Given problem> Output all lines exactly, with nothing added or dropped.

[Figure collection entries]
***
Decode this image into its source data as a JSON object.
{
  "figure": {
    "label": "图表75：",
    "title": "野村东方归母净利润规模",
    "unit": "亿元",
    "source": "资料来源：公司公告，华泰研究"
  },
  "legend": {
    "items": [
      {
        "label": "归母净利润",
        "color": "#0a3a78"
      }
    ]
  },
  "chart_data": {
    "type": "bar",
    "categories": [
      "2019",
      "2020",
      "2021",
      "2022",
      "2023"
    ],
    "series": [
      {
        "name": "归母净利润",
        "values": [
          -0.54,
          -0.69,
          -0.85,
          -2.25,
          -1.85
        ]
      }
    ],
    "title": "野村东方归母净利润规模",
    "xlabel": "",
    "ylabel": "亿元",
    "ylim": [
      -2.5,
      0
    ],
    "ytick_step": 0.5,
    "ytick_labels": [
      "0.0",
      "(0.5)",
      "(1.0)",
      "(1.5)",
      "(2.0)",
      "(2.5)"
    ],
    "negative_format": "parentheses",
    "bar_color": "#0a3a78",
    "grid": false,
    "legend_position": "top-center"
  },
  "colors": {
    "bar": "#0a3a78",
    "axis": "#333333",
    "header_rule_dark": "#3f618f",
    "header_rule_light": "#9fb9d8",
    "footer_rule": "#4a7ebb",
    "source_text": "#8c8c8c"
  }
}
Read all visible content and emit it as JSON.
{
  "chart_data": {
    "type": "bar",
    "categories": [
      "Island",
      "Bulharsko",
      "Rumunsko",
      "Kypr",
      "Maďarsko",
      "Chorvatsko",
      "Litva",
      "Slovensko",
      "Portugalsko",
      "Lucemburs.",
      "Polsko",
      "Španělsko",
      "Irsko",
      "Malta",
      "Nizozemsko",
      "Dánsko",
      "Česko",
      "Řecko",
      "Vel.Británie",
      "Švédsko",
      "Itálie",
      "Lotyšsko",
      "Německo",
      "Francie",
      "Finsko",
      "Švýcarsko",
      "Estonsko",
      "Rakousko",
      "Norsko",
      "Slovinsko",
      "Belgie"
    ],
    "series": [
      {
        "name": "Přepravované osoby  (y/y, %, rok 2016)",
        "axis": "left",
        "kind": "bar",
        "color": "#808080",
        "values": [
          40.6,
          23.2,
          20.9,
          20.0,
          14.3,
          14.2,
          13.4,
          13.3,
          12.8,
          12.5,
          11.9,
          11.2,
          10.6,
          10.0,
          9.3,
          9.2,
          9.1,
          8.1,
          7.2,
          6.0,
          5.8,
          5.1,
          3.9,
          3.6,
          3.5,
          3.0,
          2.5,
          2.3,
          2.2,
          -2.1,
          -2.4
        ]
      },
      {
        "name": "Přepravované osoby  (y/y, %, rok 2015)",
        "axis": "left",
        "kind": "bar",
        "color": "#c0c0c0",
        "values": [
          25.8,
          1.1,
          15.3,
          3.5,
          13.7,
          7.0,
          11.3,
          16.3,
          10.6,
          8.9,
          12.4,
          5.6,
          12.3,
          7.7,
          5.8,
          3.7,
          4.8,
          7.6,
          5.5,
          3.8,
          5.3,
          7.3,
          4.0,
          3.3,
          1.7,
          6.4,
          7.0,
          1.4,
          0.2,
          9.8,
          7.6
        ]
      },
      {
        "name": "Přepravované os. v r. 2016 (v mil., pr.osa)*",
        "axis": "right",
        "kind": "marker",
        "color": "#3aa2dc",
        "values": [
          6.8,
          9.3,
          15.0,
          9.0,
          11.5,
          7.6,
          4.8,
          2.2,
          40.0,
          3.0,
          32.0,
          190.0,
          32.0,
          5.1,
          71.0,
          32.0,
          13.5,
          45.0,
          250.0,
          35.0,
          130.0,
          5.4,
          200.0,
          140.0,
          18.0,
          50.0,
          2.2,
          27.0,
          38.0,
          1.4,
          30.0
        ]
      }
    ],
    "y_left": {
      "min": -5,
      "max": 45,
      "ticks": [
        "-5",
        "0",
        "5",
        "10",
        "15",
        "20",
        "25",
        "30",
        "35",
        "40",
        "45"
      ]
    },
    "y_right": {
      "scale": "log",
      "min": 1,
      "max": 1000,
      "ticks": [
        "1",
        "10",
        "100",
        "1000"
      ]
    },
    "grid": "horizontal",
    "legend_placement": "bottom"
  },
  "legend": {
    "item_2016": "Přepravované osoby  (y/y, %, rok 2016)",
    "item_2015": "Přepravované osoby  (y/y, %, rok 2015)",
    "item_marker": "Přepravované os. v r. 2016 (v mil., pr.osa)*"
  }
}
***
Solution to this problem>
Decode this image into its source data as a JSON object.
{
  "figure": {
    "label": "图表75：",
    "title": "野村东方归母净利润规模",
    "unit": "亿元",
    "source": "资料来源：公司公告，华泰研究"
  },
  "legend": {
    "items": [
      {
        "label": "归母净利润",
        "color": "#0a3a78"
      }
    ]
  },
  "chart_data": {
    "type": "bar",
    "categories": [
      "2019",
      "2020",
      "2021",
      "2022",
      "2023"
    ],
    "series": [
      {
        "name": "归母净利润",
        "values": [
          -0.54,
          -0.69,
          -0.85,
          -2.25,
          -1.85
        ]
      }
    ],
    "title": "野村东方归母净利润规模",
    "xlabel": "",
    "ylabel": "亿元",
    "ylim": [
      -2.5,
      0
    ],
    "ytick_step": 0.5,
    "ytick_labels": [
      "0.0",
      "(0.5)",
      "(1.0)",
      "(1.5)",
      "(2.0)",
      "(2.5)"
    ],
    "negative_format": "parentheses",
    "bar_color": "#0a3a78",
    "grid": false,
    "legend_position": "top-center"
  },
  "colors": {
    "bar": "#0a3a78",
    "axis": "#333333",
    "header_rule_dark": "#3f618f",
    "header_rule_light": "#9fb9d8",
    "footer_rule": "#4a7ebb",
    "source_text": "#8c8c8c"
  }
}
Read all visible content and emit it as JSON.
{
  "chart_data": {
    "type": "bar",
    "categories": [
      "Island",
      "Bulharsko",
      "Rumunsko",
      "Kypr",
      "Maďarsko",
      "Chorvatsko",
      "Litva",
      "Slovensko",
      "Portugalsko",
      "Lucemburs.",
      "Polsko",
      "Španělsko",
      "Irsko",
      "Malta",
      "Nizozemsko",
      "Dánsko",
      "Česko",
      "Řecko",
      "Vel.Británie",
      "Švédsko",
      "Itálie",
      "Lotyšsko",
      "Německo",
      "Francie",
      "Finsko",
      "Švýcarsko",
      "Estonsko",
      "Rakousko",
      "Norsko",
      "Slovinsko",
      "Belgie"
    ],
    "series": [
      {
        "name": "Přepravované osoby  (y/y, %, rok 2016)",
        "axis": "left",
        "kind": "bar",
        "color": "#808080",
        "values": [
          40.6,
          23.2,
          20.9,
          20.0,
          14.3,
          14.2,
          13.4,
          13.3,
          12.8,
          12.5,
          11.9,
          11.2,
          10.6,
          10.0,
          9.3,
          9.2,
          9.1,
          8.1,
          7.2,
          6.0,
          5.8,
          5.1,
          3.9,
          3.6,
          3.5,
          3.0,
          2.5,
          2.3,
          2.2,
          -2.1,
          -2.4
        ]
      },
      {
        "name": "Přepravované osoby  (y/y, %, rok 2015)",
        "axis": "left",
        "kind": "bar",
        "color": "#c0c0c0",
        "values": [
          25.8,
          1.1,
          15.3,
          3.5,
          13.7,
          7.0,
          11.3,
          16.3,
          10.6,
          8.9,
          12.4,
          5.6,
          12.3,
          7.7,
          5.8,
          3.7,
          4.8,
          7.6,
          5.5,
          3.8,
          5.3,
          7.3,
          4.0,
          3.3,
          1.7,
          6.4,
          7.0,
          1.4,
          0.2,
          9.8,
          7.6
        ]
      },
      {
        "name": "Přepravované os. v r. 2016 (v mil., pr.osa)*",
        "axis": "right",
        "kind": "marker",
        "color": "#3aa2dc",
        "values": [
          6.8,
          9.3,
          15.0,
          9.0,
          11.5,
          7.6,
          4.8,
          2.2,
          40.0,
          3.0,
          32.0,
          190.0,
          32.0,
          5.1,
          71.0,
          32.0,
          13.5,
          45.0,
          250.0,
          35.0,
          130.0,
          5.4,
          200.0,
          140.0,
          18.0,
          50.0,
          2.2,
          27.0,
          38.0,
          1.4,
          30.0
        ]
      }
    ],
    "y_left": {
      "min": -5,
      "max": 45,
      "ticks": [
        "-5",
        "0",
        "5",
        "10",
        "15",
        "20",
        "25",
        "30",
        "35",
        "40",
        "45"
      ]
    },
    "y_right": {
      "scale": "log",
      "min": 1,
      "max": 1000,
      "ticks": [
        "1",
        "10",
        "100",
        "1000"
      ]
    },
    "grid": "horizontal",
    "legend_placement": "bottom"
  },
  "legend": {
    "item_2016": "Přepravované osoby  (y/y, %, rok 2016)",
    "item_2015": "Přepravované osoby  (y/y, %, rok 2015)",
    "item_marker": "Přepravované os. v r. 2016 (v mil., pr.osa)*"
  }
}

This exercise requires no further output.